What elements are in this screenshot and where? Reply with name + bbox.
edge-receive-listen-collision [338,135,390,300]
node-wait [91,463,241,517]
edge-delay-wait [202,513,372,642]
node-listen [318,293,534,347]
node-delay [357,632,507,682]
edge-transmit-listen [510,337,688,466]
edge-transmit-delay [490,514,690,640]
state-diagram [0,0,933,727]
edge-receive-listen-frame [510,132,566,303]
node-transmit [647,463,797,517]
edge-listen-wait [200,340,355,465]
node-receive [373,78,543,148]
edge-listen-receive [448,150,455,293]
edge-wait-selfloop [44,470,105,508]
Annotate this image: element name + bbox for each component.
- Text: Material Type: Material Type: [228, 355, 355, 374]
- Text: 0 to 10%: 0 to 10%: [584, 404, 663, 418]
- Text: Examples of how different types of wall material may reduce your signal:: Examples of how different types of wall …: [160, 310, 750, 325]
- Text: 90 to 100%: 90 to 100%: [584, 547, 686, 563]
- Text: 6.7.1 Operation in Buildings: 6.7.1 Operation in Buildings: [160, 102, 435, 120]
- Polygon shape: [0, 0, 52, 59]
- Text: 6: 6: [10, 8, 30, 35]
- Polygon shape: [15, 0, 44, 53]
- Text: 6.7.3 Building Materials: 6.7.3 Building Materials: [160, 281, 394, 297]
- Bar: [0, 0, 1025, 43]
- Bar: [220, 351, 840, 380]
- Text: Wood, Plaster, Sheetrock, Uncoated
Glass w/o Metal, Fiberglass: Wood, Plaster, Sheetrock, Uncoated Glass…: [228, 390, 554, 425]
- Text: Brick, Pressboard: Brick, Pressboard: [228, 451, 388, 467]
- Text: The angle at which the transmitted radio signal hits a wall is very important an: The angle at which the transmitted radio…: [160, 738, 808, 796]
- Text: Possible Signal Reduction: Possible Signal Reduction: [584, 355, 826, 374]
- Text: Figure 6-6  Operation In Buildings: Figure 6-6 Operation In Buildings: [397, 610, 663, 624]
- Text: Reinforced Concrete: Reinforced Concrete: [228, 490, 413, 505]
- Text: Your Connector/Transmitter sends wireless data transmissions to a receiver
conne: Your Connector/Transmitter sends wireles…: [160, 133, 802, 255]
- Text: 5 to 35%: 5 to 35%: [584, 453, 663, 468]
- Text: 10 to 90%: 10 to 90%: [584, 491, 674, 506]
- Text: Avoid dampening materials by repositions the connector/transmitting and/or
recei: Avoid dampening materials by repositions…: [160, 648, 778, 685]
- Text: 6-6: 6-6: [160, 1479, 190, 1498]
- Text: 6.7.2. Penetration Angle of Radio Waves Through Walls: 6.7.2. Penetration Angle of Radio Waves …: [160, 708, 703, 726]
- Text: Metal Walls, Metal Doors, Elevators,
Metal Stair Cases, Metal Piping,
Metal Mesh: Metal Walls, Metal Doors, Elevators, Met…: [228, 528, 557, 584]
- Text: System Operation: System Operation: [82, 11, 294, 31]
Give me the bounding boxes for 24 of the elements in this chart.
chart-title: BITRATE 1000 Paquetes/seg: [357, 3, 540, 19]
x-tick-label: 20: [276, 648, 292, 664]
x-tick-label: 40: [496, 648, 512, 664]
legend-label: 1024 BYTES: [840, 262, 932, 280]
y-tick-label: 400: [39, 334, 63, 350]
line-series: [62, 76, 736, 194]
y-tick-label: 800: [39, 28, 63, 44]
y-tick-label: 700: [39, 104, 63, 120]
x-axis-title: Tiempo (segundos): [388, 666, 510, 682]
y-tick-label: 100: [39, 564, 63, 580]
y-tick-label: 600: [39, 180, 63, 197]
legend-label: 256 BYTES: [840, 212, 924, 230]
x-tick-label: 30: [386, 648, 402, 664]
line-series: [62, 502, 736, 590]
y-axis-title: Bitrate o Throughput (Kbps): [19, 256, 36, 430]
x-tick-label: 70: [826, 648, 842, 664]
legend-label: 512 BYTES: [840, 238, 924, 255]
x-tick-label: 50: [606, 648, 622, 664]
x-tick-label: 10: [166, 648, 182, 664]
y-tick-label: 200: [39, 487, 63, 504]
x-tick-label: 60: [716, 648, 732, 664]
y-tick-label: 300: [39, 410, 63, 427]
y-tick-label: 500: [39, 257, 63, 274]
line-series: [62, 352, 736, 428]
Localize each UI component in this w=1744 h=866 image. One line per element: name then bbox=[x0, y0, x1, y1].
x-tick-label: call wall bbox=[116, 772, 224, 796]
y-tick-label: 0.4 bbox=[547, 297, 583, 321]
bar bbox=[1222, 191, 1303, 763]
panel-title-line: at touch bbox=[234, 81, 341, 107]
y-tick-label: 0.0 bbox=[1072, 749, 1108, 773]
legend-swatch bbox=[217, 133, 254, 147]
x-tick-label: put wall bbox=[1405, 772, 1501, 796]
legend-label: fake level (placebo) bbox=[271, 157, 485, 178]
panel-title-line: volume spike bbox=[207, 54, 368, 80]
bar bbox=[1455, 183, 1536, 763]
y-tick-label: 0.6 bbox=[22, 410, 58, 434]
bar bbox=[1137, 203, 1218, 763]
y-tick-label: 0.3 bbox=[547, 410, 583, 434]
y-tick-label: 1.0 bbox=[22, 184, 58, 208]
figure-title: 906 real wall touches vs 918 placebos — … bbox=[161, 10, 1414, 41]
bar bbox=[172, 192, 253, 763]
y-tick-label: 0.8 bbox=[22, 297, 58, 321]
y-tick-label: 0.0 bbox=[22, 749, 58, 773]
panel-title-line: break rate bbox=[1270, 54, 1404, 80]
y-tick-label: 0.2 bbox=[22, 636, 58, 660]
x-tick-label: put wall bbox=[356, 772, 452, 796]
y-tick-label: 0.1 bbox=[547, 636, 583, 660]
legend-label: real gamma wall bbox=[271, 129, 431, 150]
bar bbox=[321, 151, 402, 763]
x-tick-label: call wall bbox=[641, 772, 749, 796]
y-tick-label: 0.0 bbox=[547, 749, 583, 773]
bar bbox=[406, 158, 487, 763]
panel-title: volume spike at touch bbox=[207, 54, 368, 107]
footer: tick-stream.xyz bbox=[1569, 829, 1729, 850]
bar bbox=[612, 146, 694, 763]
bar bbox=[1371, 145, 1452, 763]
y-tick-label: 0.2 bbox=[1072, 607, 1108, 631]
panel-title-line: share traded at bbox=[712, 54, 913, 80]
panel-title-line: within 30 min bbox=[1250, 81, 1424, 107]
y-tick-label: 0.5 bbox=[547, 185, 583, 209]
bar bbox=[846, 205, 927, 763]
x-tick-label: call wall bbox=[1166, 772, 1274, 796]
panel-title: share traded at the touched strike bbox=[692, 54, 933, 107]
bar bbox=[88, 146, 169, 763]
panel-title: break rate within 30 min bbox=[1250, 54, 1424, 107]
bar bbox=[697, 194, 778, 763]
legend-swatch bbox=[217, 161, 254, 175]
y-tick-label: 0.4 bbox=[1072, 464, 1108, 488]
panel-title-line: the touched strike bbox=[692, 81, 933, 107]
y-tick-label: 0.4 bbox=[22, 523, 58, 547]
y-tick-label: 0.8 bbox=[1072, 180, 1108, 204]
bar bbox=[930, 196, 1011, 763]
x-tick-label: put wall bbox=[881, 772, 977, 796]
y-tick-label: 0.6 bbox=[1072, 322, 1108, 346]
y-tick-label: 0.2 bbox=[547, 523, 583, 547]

Problem requirements:
Could you reproduce the whole listing above word for word, from its first line to its last?

Response to this exercise:
What elements are in this screenshot and where? Reply with name + bbox.
edge-receive-listen-collision [338,135,390,300]
node-wait [91,463,241,517]
edge-delay-wait [202,513,372,642]
node-listen [318,293,534,347]
node-delay [357,632,507,682]
edge-transmit-listen [510,337,688,466]
edge-transmit-delay [490,514,690,640]
state-diagram [0,0,933,727]
edge-receive-listen-frame [510,132,566,303]
node-transmit [647,463,797,517]
edge-listen-wait [200,340,355,465]
node-receive [373,78,543,148]
edge-listen-receive [448,150,455,293]
edge-wait-selfloop [44,470,105,508]
Annotate this image: element name + bbox for each component.
- Text: Material Type: Material Type: [228, 355, 355, 374]
- Text: 0 to 10%: 0 to 10%: [584, 404, 663, 418]
- Text: Examples of how different types of wall material may reduce your signal:: Examples of how different types of wall …: [160, 310, 750, 325]
- Text: 90 to 100%: 90 to 100%: [584, 547, 686, 563]
- Text: 6.7.1 Operation in Buildings: 6.7.1 Operation in Buildings: [160, 102, 435, 120]
- Polygon shape: [0, 0, 52, 59]
- Text: 6: 6: [10, 8, 30, 35]
- Polygon shape: [15, 0, 44, 53]
- Text: 6.7.3 Building Materials: 6.7.3 Building Materials: [160, 281, 394, 297]
- Bar: [0, 0, 1025, 43]
- Bar: [220, 351, 840, 380]
- Text: Wood, Plaster, Sheetrock, Uncoated
Glass w/o Metal, Fiberglass: Wood, Plaster, Sheetrock, Uncoated Glass…: [228, 390, 554, 425]
- Text: Brick, Pressboard: Brick, Pressboard: [228, 451, 388, 467]
- Text: The angle at which the transmitted radio signal hits a wall is very important an: The angle at which the transmitted radio…: [160, 738, 808, 796]
- Text: Possible Signal Reduction: Possible Signal Reduction: [584, 355, 826, 374]
- Text: Figure 6-6  Operation In Buildings: Figure 6-6 Operation In Buildings: [397, 610, 663, 624]
- Text: Reinforced Concrete: Reinforced Concrete: [228, 490, 413, 505]
- Text: Your Connector/Transmitter sends wireless data transmissions to a receiver
conne: Your Connector/Transmitter sends wireles…: [160, 133, 802, 255]
- Text: 5 to 35%: 5 to 35%: [584, 453, 663, 468]
- Text: 10 to 90%: 10 to 90%: [584, 491, 674, 506]
- Text: Avoid dampening materials by repositions the connector/transmitting and/or
recei: Avoid dampening materials by repositions…: [160, 648, 778, 685]
- Text: 6-6: 6-6: [160, 1479, 190, 1498]
- Text: 6.7.2. Penetration Angle of Radio Waves Through Walls: 6.7.2. Penetration Angle of Radio Waves …: [160, 708, 703, 726]
- Text: Metal Walls, Metal Doors, Elevators,
Metal Stair Cases, Metal Piping,
Metal Mesh: Metal Walls, Metal Doors, Elevators, Met…: [228, 528, 557, 584]
- Text: System Operation: System Operation: [82, 11, 294, 31]
Give me the bounding boxes for 24 of the elements in this chart.
chart-title: BITRATE 1000 Paquetes/seg: [357, 3, 540, 19]
x-tick-label: 20: [276, 648, 292, 664]
x-tick-label: 40: [496, 648, 512, 664]
legend-label: 1024 BYTES: [840, 262, 932, 280]
y-tick-label: 400: [39, 334, 63, 350]
line-series: [62, 76, 736, 194]
y-tick-label: 800: [39, 28, 63, 44]
y-tick-label: 700: [39, 104, 63, 120]
x-axis-title: Tiempo (segundos): [388, 666, 510, 682]
y-tick-label: 100: [39, 564, 63, 580]
y-tick-label: 600: [39, 180, 63, 197]
legend-label: 256 BYTES: [840, 212, 924, 230]
x-tick-label: 30: [386, 648, 402, 664]
line-series: [62, 502, 736, 590]
y-axis-title: Bitrate o Throughput (Kbps): [19, 256, 36, 430]
x-tick-label: 70: [826, 648, 842, 664]
legend-label: 512 BYTES: [840, 238, 924, 255]
x-tick-label: 50: [606, 648, 622, 664]
x-tick-label: 10: [166, 648, 182, 664]
y-tick-label: 200: [39, 487, 63, 504]
x-tick-label: 60: [716, 648, 732, 664]
y-tick-label: 300: [39, 410, 63, 427]
y-tick-label: 500: [39, 257, 63, 274]
line-series: [62, 352, 736, 428]
Localize each UI component in this w=1744 h=866 image. One line per element: name then bbox=[x0, y0, x1, y1].
x-tick-label: call wall bbox=[116, 772, 224, 796]
y-tick-label: 0.4 bbox=[547, 297, 583, 321]
bar bbox=[1222, 191, 1303, 763]
panel-title-line: at touch bbox=[234, 81, 341, 107]
y-tick-label: 0.0 bbox=[1072, 749, 1108, 773]
legend-swatch bbox=[217, 133, 254, 147]
x-tick-label: put wall bbox=[1405, 772, 1501, 796]
legend-label: fake level (placebo) bbox=[271, 157, 485, 178]
panel-title-line: volume spike bbox=[207, 54, 368, 80]
bar bbox=[1455, 183, 1536, 763]
y-tick-label: 0.6 bbox=[22, 410, 58, 434]
bar bbox=[1137, 203, 1218, 763]
y-tick-label: 0.3 bbox=[547, 410, 583, 434]
y-tick-label: 1.0 bbox=[22, 184, 58, 208]
figure-title: 906 real wall touches vs 918 placebos — … bbox=[161, 10, 1414, 41]
bar bbox=[172, 192, 253, 763]
y-tick-label: 0.8 bbox=[22, 297, 58, 321]
y-tick-label: 0.0 bbox=[22, 749, 58, 773]
panel-title-line: break rate bbox=[1270, 54, 1404, 80]
y-tick-label: 0.2 bbox=[22, 636, 58, 660]
x-tick-label: put wall bbox=[356, 772, 452, 796]
y-tick-label: 0.1 bbox=[547, 636, 583, 660]
legend-label: real gamma wall bbox=[271, 129, 431, 150]
bar bbox=[321, 151, 402, 763]
x-tick-label: call wall bbox=[641, 772, 749, 796]
y-tick-label: 0.0 bbox=[547, 749, 583, 773]
bar bbox=[406, 158, 487, 763]
panel-title: volume spike at touch bbox=[207, 54, 368, 107]
footer: tick-stream.xyz bbox=[1569, 829, 1729, 850]
bar bbox=[612, 146, 694, 763]
bar bbox=[1371, 145, 1452, 763]
y-tick-label: 0.2 bbox=[1072, 607, 1108, 631]
panel-title-line: share traded at bbox=[712, 54, 913, 80]
panel-title-line: within 30 min bbox=[1250, 81, 1424, 107]
y-tick-label: 0.5 bbox=[547, 185, 583, 209]
bar bbox=[846, 205, 927, 763]
x-tick-label: call wall bbox=[1166, 772, 1274, 796]
panel-title: share traded at the touched strike bbox=[692, 54, 933, 107]
bar bbox=[88, 146, 169, 763]
panel-title: break rate within 30 min bbox=[1250, 54, 1424, 107]
bar bbox=[697, 194, 778, 763]
legend-swatch bbox=[217, 161, 254, 175]
y-tick-label: 0.4 bbox=[1072, 464, 1108, 488]
panel-title-line: the touched strike bbox=[692, 81, 933, 107]
y-tick-label: 0.4 bbox=[22, 523, 58, 547]
y-tick-label: 0.8 bbox=[1072, 180, 1108, 204]
bar bbox=[930, 196, 1011, 763]
x-tick-label: put wall bbox=[881, 772, 977, 796]
y-tick-label: 0.6 bbox=[1072, 322, 1108, 346]
y-tick-label: 0.2 bbox=[547, 523, 583, 547]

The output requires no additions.